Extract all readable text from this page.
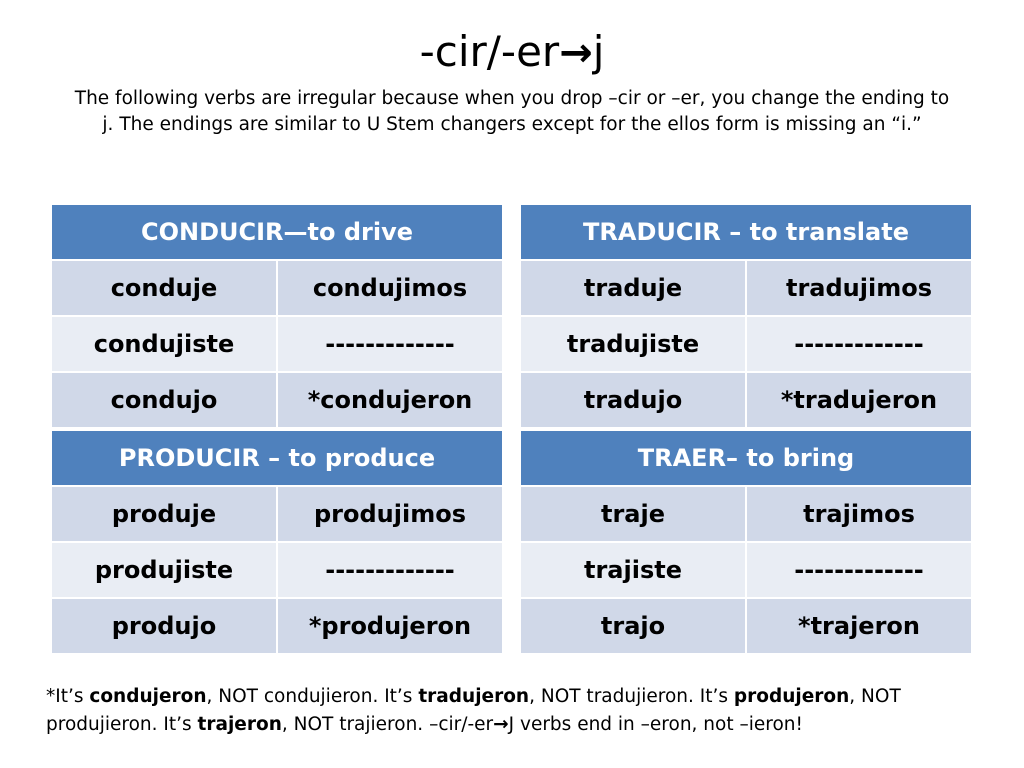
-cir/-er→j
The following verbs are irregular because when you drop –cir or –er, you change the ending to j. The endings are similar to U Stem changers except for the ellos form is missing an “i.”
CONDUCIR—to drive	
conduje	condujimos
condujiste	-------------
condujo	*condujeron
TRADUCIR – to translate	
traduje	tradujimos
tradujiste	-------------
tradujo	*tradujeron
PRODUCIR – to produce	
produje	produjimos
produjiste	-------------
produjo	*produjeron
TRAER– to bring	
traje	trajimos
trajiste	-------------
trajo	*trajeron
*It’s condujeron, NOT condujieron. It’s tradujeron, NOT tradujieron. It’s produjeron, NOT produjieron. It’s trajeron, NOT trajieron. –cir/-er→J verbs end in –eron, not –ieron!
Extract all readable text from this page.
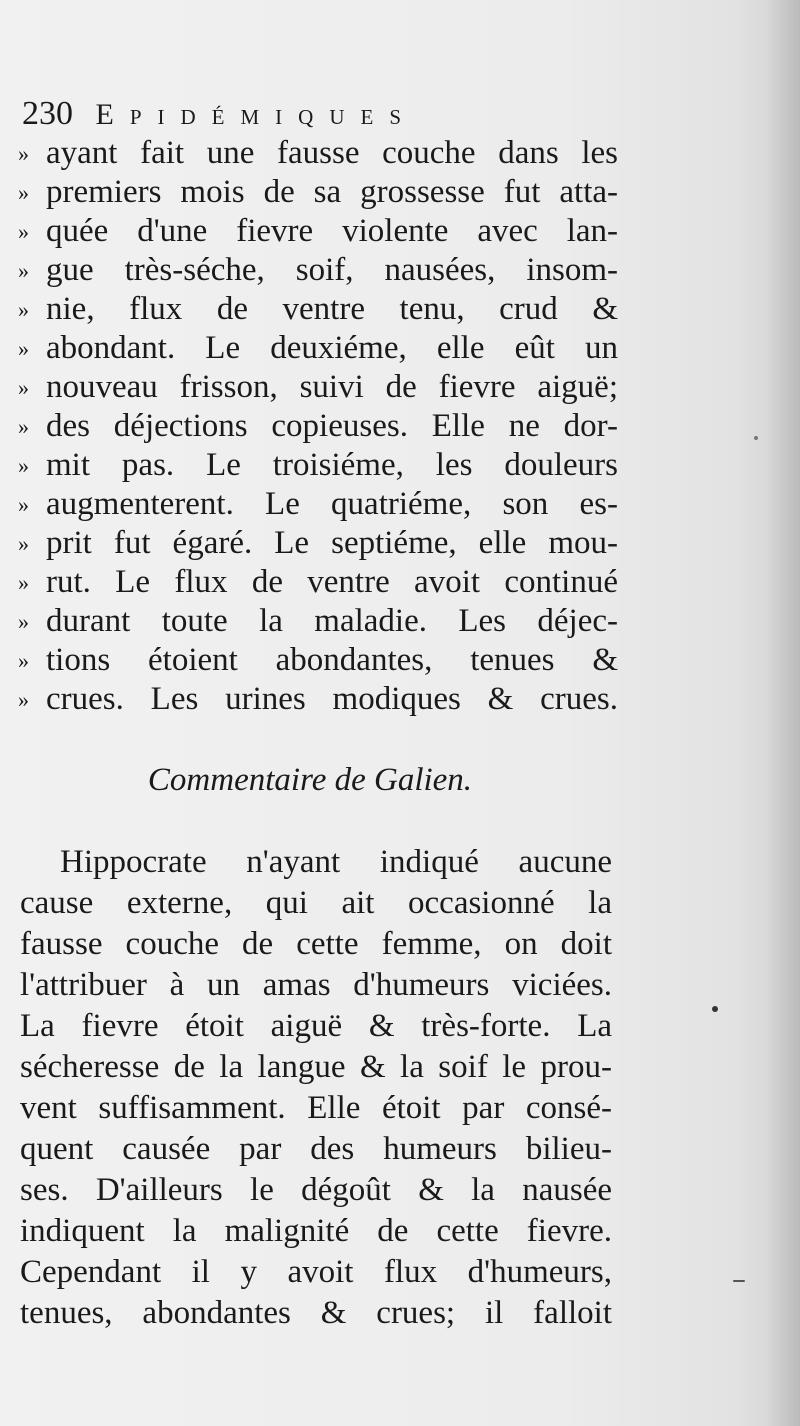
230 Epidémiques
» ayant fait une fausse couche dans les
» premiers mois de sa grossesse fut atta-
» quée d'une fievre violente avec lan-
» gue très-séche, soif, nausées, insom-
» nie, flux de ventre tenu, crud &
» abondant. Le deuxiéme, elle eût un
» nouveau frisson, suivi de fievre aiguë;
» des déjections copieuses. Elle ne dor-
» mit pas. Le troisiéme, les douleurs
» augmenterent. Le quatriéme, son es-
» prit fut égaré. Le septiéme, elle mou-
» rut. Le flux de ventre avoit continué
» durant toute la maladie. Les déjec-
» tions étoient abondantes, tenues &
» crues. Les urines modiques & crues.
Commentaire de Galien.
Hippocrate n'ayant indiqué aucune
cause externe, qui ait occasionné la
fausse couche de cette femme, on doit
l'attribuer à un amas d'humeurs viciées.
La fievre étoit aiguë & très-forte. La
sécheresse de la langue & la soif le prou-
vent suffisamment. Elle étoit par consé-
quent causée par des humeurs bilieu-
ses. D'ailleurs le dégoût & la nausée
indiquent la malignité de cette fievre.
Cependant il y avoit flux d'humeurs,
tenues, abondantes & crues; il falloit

##############################

PROMPT: Set down every entry word for word, but omit the pictures.

WRITTEN RESPONSE:
Extract all readable text from this page.
-cir/-er→j
The following verbs are irregular because when you drop –cir or –er, you change the ending to j. The endings are similar to U Stem changers except for the ellos form is missing an “i.”
CONDUCIR—to drive	
conduje	condujimos
condujiste	-------------
condujo	*condujeron
TRADUCIR – to translate	
traduje	tradujimos
tradujiste	-------------
tradujo	*tradujeron
PRODUCIR – to produce	
produje	produjimos
produjiste	-------------
produjo	*produjeron
TRAER– to bring	
traje	trajimos
trajiste	-------------
trajo	*trajeron
*It’s condujeron, NOT condujieron. It’s tradujeron, NOT tradujieron. It’s produjeron, NOT produjieron. It’s trajeron, NOT trajieron. –cir/-er→J verbs end in –eron, not –ieron!
Extract all readable text from this page.
230 Epidémiques
» ayant fait une fausse couche dans les
» premiers mois de sa grossesse fut atta-
» quée d'une fievre violente avec lan-
» gue très-séche, soif, nausées, insom-
» nie, flux de ventre tenu, crud &
» abondant. Le deuxiéme, elle eût un
» nouveau frisson, suivi de fievre aiguë;
» des déjections copieuses. Elle ne dor-
» mit pas. Le troisiéme, les douleurs
» augmenterent. Le quatriéme, son es-
» prit fut égaré. Le septiéme, elle mou-
» rut. Le flux de ventre avoit continué
» durant toute la maladie. Les déjec-
» tions étoient abondantes, tenues &
» crues. Les urines modiques & crues.
Commentaire de Galien.
Hippocrate n'ayant indiqué aucune
cause externe, qui ait occasionné la
fausse couche de cette femme, on doit
l'attribuer à un amas d'humeurs viciées.
La fievre étoit aiguë & très-forte. La
sécheresse de la langue & la soif le prou-
vent suffisamment. Elle étoit par consé-
quent causée par des humeurs bilieu-
ses. D'ailleurs le dégoût & la nausée
indiquent la malignité de cette fievre.
Cependant il y avoit flux d'humeurs,
tenues, abondantes & crues; il falloit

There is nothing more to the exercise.